DIRECTIONS - Please retype the records below exactly, leaving out any pictures.

[Dataset items]
[Begin]

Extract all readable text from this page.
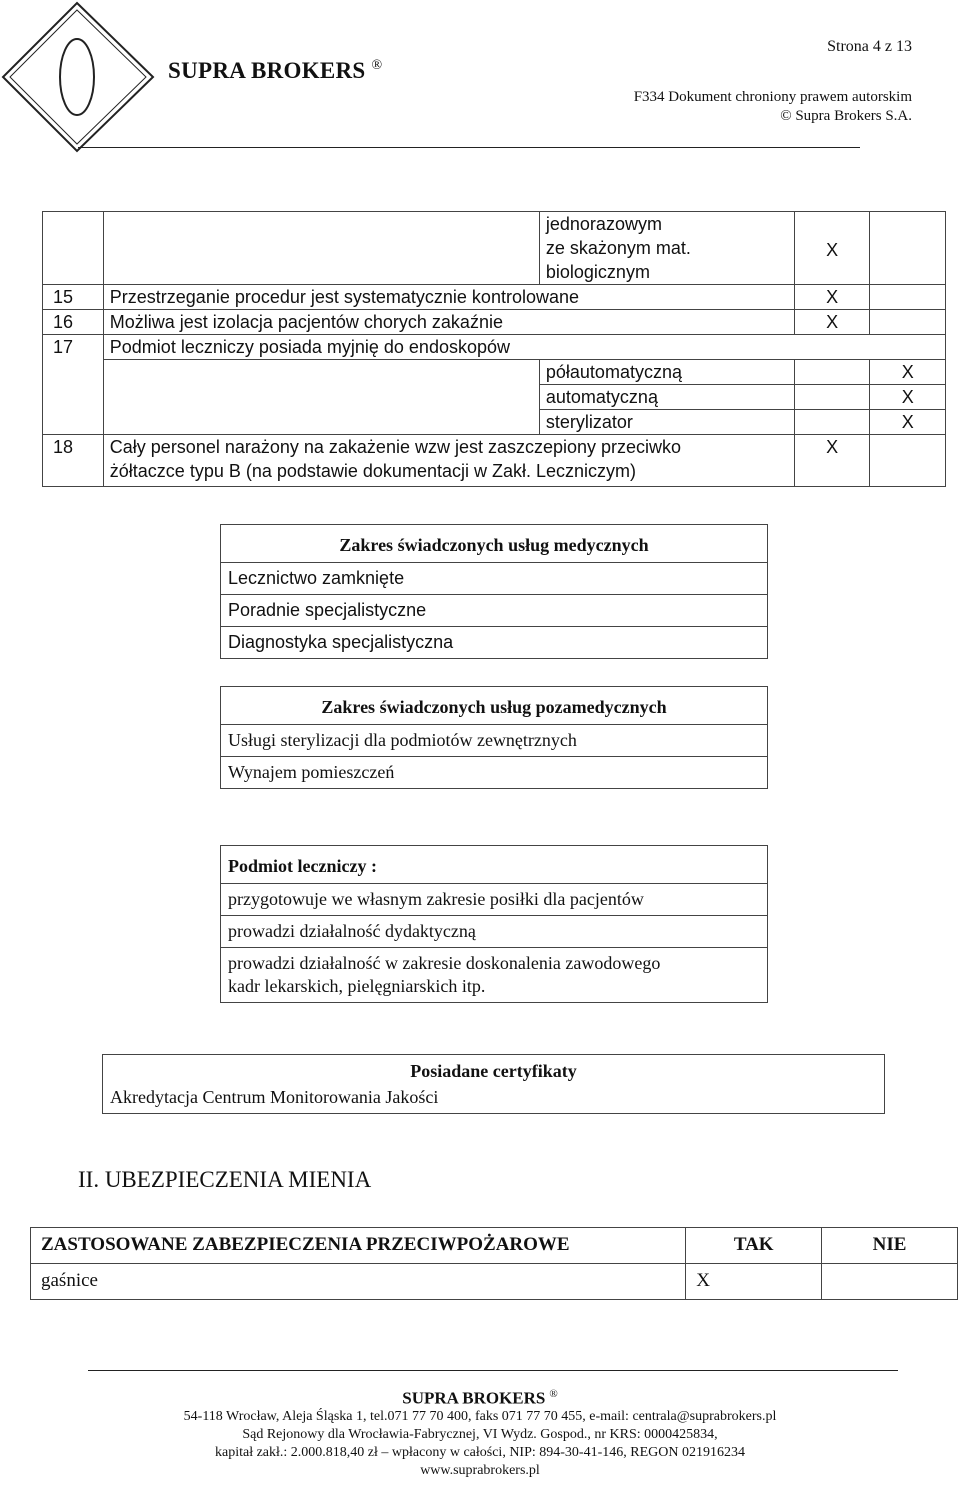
SUPRA BROKERS ®
Strona 4 z 13
F334 Dokument chroniony prawem autorskim
© Supra Brokers S.A.

		jednorazowym
ze skażonym mat.
biologicznym	X	
15	Przestrzeganie procedur jest systematycznie kontrolowane		X	
16	Możliwa jest izolacja pacjentów chorych zakaźnie		X	
17	Podmiot leczniczy posiada myjnię do endoskopów			
		półautomatyczną		X
		automatyczną		X
		sterylizator		X
18	Cały personel narażony na zakażenie wzw jest zaszczepiony przeciwko
żółtaczce typu B (na podstawie dokumentacji w Zakł. Leczniczym)		X	
Zakres świadczonych usług medycznych
Lecznictwo zamknięte
Poradnie specjalistyczne
Diagnostyka specjalistyczna
Zakres świadczonych usług pozamedycznych
Usługi sterylizacji dla podmiotów zewnętrznych
Wynajem pomieszczeń
Podmiot leczniczy :
przygotowuje we własnym zakresie posiłki dla pacjentów
prowadzi działalność dydaktyczną
prowadzi działalność w zakresie doskonalenia zawodowego
kadr lekarskich, pielęgniarskich itp.
Posiadane certyfikaty
Akredytacja Centrum Monitorowania Jakości
II. UBEZPIECZENIA MIENIA
ZASTOSOWANE ZABEZPIECZENIA PRZECIWPOŻAROWE	TAK	NIE
gaśnice	X	
SUPRA BROKERS ®
54-118 Wrocław, Aleja Śląska 1, tel.071 77 70 400, faks 071 77 70 455, e-mail: centrala@suprabrokers.pl
Sąd Rejonowy dla Wrocławia-Fabrycznej, VI Wydz. Gospod., nr KRS: 0000425834,
kapitał zakł.: 2.000.818,40 zł – wpłacony w całości, NIP: 894-30-41-146, REGON 021916234
www.suprabrokers.pl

[End]

CORRECT RESULT -
Extract all readable text from this page.
SUPRA BROKERS ®
Strona 4 z 13
F334 Dokument chroniony prawem autorskim
© Supra Brokers S.A.

		jednorazowym
ze skażonym mat.
biologicznym	X	
15	Przestrzeganie procedur jest systematycznie kontrolowane		X	
16	Możliwa jest izolacja pacjentów chorych zakaźnie		X	
17	Podmiot leczniczy posiada myjnię do endoskopów			
		półautomatyczną		X
		automatyczną		X
		sterylizator		X
18	Cały personel narażony na zakażenie wzw jest zaszczepiony przeciwko
żółtaczce typu B (na podstawie dokumentacji w Zakł. Leczniczym)		X	
Zakres świadczonych usług medycznych
Lecznictwo zamknięte
Poradnie specjalistyczne
Diagnostyka specjalistyczna
Zakres świadczonych usług pozamedycznych
Usługi sterylizacji dla podmiotów zewnętrznych
Wynajem pomieszczeń
Podmiot leczniczy :
przygotowuje we własnym zakresie posiłki dla pacjentów
prowadzi działalność dydaktyczną
prowadzi działalność w zakresie doskonalenia zawodowego
kadr lekarskich, pielęgniarskich itp.
Posiadane certyfikaty
Akredytacja Centrum Monitorowania Jakości
II. UBEZPIECZENIA MIENIA
ZASTOSOWANE ZABEZPIECZENIA PRZECIWPOŻAROWE	TAK	NIE
gaśnice	X	
SUPRA BROKERS ®
54-118 Wrocław, Aleja Śląska 1, tel.071 77 70 400, faks 071 77 70 455, e-mail: centrala@suprabrokers.pl
Sąd Rejonowy dla Wrocławia-Fabrycznej, VI Wydz. Gospod., nr KRS: 0000425834,
kapitał zakł.: 2.000.818,40 zł – wpłacony w całości, NIP: 894-30-41-146, REGON 021916234
www.suprabrokers.pl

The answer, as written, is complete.